Summary
Greenfield SaaS platform built for Bankroll IQ — an AI-powered bankroll management product for sports bettors. Migrated the client off a no-code prototype, designed the production architecture, modeled the cost rollout in three phases, made the build-vs-buy calls, and shipped the platform on a four-day deployment plan with a CI-tested codebase.
The Problem
The client had validated their concept on a no-code platform but hit a ceiling: they couldn't add the personalized recommendation logic the product depended on, they were paying a recurring platform fee that scaled with usage, and they had no path to mobile, custom auth, or third-party integrations. They needed someone to design and build the production version without losing the working prototype.
A second open question loomed over the engagement: a critical capability — sportsbook account linking — could either be built in-house at significant cost or bought as a SaaS for a few hundred dollars a month. The client needed an honest recommendation, not a developer angling for a bigger contract.

-------------------------

Write out the full Bankroll IQ case study word for word. The rows have no connection to the Bankroll IQ case study.

-------------------------

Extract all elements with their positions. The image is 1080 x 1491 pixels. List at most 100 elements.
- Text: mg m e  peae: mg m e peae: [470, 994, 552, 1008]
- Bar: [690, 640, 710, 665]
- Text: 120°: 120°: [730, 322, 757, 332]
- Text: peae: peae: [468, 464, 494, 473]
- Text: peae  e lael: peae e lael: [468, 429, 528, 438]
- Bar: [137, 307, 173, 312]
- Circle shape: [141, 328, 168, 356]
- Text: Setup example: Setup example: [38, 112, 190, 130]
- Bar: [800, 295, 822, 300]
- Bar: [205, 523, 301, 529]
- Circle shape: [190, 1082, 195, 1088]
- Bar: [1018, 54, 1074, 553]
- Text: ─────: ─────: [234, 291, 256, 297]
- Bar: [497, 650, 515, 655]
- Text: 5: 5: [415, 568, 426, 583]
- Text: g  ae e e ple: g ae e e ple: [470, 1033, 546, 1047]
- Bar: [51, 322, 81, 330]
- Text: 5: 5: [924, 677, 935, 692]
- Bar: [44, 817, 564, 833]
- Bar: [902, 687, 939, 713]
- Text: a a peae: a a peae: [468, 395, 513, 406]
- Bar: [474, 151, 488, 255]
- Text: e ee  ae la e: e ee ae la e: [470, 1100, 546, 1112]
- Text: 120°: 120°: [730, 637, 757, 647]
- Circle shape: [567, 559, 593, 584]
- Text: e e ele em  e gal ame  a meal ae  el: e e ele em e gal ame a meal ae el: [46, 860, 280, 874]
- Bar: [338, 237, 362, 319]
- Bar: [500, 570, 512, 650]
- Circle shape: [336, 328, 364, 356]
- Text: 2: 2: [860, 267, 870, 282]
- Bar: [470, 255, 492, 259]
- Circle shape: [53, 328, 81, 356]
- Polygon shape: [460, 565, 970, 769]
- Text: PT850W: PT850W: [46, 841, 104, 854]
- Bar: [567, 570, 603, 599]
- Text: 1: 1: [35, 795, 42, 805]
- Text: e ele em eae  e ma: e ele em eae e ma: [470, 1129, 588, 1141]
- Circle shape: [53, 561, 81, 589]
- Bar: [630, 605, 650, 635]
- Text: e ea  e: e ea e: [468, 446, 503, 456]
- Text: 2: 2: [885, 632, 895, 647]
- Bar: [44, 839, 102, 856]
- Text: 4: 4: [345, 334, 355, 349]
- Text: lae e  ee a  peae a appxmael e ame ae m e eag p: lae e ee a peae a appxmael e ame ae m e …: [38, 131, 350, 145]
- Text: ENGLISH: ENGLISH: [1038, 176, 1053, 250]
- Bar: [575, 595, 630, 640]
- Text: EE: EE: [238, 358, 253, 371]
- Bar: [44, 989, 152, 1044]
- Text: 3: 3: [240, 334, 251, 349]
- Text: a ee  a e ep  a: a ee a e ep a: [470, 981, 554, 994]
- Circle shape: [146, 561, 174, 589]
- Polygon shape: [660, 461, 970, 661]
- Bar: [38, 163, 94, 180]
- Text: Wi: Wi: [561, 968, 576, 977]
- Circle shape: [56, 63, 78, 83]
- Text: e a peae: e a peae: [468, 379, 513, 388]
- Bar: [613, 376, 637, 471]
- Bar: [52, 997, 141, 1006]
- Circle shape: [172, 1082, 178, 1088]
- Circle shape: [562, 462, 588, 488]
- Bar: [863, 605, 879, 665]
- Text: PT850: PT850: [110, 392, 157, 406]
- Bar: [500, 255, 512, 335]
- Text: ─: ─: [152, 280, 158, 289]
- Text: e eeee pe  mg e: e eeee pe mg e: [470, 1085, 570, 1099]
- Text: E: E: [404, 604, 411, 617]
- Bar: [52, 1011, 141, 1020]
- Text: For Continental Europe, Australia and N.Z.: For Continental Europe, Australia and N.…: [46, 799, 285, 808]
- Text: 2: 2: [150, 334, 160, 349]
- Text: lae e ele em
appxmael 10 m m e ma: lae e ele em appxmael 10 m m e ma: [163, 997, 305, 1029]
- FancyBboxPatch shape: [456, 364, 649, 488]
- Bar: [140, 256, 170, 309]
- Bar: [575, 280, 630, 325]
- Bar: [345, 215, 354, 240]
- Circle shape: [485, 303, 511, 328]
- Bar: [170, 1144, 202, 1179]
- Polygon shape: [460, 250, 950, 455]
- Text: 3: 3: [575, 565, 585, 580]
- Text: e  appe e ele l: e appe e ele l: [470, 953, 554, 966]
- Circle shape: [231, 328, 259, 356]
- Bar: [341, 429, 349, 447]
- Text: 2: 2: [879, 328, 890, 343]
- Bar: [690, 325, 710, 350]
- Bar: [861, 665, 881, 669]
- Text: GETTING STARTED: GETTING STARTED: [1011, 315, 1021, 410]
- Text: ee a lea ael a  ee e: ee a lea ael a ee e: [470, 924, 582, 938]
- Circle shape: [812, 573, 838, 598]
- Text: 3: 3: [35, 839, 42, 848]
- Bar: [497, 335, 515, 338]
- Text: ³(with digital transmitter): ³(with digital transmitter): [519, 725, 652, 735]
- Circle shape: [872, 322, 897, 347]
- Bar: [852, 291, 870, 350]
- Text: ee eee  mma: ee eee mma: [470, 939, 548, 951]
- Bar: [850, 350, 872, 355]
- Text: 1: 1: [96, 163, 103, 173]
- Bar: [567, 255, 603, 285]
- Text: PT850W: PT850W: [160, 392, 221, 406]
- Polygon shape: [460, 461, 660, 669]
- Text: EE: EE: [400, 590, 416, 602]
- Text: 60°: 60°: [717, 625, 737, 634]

-------------------------

● RESPONSE
Summary
Greenfield SaaS platform built for Bankroll IQ — an AI-powered bankroll management product for sports bettors. Migrated the client off a no-code prototype, designed the production architecture, modeled the cost rollout in three phases, made the build-vs-buy calls, and shipped the platform on a four-day deployment plan with a CI-tested codebase.
The Problem
The client had validated their concept on a no-code platform but hit a ceiling: they couldn't add the personalized recommendation logic the product depended on, they were paying a recurring platform fee that scaled with usage, and they had no path to mobile, custom auth, or third-party integrations. They needed someone to design and build the production version without losing the working prototype.
A second open question loomed over the engagement: a critical capability — sportsbook account linking — could either be built in-house at significant cost or bought as a SaaS for a few hundred dollars a month. The client needed an honest recommendation, not a developer angling for a bigger contract.